_Exercise prompt_
Give only the count of lines containing "TradingView".

----------

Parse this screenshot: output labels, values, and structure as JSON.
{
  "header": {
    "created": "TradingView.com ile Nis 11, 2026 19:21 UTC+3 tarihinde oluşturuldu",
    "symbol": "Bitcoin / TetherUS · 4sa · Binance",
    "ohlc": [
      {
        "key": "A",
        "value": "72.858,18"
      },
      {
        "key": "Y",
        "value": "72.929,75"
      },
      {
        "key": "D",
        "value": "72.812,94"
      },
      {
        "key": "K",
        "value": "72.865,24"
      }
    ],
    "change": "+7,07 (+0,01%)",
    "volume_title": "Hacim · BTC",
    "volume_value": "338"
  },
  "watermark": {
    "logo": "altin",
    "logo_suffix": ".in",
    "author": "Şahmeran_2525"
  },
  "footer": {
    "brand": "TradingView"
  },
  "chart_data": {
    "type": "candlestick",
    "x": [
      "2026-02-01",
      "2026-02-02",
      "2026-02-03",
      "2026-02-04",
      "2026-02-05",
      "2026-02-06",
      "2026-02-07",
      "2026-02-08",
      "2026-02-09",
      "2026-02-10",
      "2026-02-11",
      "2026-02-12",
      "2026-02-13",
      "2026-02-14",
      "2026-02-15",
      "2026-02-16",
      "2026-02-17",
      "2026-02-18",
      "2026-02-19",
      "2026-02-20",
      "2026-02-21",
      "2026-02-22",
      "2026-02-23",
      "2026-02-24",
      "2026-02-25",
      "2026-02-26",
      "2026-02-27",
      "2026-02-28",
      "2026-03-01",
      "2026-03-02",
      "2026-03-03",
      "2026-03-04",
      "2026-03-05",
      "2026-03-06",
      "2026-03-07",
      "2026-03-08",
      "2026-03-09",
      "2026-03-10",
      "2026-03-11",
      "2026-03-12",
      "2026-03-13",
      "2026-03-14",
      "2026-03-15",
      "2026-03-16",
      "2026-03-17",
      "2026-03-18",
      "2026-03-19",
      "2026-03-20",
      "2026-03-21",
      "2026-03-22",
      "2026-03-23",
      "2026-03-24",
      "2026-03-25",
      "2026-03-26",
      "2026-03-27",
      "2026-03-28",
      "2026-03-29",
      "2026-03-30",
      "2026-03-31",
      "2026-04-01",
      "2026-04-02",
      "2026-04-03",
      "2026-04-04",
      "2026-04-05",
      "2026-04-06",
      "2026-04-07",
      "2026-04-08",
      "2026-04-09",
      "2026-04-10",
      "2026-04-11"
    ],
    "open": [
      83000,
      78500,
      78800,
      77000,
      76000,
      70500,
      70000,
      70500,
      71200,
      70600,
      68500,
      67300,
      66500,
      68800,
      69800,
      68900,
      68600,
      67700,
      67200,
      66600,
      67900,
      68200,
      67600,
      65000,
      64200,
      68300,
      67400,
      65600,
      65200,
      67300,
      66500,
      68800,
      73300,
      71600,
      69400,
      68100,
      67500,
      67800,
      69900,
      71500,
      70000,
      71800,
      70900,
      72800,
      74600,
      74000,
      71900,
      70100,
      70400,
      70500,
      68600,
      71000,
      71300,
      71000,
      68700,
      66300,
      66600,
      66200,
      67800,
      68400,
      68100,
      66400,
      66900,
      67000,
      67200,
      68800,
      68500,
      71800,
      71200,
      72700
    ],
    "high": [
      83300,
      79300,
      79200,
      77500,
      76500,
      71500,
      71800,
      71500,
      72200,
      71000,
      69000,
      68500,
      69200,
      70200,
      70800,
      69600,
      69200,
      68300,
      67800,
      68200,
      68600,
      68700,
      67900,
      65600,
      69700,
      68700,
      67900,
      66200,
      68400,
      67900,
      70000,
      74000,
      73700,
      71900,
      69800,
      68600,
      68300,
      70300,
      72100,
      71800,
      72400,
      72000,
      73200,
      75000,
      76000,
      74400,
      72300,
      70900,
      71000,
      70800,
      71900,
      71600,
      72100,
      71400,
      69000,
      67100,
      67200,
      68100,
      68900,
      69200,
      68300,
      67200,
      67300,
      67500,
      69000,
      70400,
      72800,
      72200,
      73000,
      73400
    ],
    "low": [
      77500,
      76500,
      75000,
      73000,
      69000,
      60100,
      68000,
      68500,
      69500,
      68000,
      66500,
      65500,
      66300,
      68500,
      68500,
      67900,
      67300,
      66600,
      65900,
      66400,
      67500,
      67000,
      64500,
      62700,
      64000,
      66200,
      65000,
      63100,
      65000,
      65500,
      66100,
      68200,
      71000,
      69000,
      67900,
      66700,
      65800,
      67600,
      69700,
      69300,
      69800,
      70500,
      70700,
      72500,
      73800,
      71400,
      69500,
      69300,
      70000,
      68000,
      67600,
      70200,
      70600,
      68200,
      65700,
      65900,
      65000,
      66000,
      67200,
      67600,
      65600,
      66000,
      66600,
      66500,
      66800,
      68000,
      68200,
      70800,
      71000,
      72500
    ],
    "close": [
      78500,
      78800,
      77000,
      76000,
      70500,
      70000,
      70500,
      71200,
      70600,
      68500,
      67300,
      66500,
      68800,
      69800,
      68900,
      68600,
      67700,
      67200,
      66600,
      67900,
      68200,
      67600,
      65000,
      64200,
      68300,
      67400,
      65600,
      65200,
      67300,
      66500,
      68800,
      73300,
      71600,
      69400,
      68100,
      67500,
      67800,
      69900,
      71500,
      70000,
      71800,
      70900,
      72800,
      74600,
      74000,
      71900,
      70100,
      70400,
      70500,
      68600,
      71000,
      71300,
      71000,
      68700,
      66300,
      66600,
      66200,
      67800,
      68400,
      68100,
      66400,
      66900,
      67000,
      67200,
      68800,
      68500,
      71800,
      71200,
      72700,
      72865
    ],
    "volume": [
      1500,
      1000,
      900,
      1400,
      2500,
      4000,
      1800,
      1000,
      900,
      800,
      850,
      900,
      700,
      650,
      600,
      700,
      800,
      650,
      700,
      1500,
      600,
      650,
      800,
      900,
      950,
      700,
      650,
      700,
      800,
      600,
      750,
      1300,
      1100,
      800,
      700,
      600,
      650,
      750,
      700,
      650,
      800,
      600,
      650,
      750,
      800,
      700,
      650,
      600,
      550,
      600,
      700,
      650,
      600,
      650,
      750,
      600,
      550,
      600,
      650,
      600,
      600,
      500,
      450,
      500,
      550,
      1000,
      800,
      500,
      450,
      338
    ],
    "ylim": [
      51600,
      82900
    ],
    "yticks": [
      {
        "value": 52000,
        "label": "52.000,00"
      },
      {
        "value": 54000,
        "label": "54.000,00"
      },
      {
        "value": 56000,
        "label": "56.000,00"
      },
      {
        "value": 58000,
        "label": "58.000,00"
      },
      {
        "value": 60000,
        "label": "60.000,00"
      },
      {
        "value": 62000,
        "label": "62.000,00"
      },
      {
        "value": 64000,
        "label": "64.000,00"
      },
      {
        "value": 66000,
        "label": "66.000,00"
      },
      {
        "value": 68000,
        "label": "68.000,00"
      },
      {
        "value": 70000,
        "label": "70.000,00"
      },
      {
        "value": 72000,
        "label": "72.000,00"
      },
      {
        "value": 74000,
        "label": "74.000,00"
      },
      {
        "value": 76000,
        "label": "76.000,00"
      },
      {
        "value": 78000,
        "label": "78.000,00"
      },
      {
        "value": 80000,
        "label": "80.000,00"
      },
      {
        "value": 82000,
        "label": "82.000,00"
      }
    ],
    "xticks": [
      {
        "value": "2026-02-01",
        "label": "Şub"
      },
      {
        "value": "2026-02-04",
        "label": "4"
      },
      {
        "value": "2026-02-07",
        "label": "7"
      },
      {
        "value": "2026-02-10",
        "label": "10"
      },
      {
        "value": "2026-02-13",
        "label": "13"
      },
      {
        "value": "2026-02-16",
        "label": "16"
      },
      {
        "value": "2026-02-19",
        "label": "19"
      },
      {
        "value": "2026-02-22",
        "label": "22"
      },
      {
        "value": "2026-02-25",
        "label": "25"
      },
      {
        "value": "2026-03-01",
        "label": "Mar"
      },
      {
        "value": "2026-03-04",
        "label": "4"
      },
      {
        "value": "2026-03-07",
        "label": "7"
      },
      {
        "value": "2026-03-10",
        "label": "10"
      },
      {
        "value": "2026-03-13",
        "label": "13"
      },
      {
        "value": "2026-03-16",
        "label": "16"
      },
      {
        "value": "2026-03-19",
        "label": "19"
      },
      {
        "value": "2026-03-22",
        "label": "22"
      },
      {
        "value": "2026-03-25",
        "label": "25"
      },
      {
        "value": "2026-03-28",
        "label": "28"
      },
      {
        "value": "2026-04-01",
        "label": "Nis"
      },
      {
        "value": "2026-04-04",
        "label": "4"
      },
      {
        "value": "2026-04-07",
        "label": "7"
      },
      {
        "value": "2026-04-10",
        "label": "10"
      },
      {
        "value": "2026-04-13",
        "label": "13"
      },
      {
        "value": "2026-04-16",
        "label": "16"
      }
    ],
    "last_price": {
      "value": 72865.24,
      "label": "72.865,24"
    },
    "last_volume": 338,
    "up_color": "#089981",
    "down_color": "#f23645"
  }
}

----------

_Response below_
2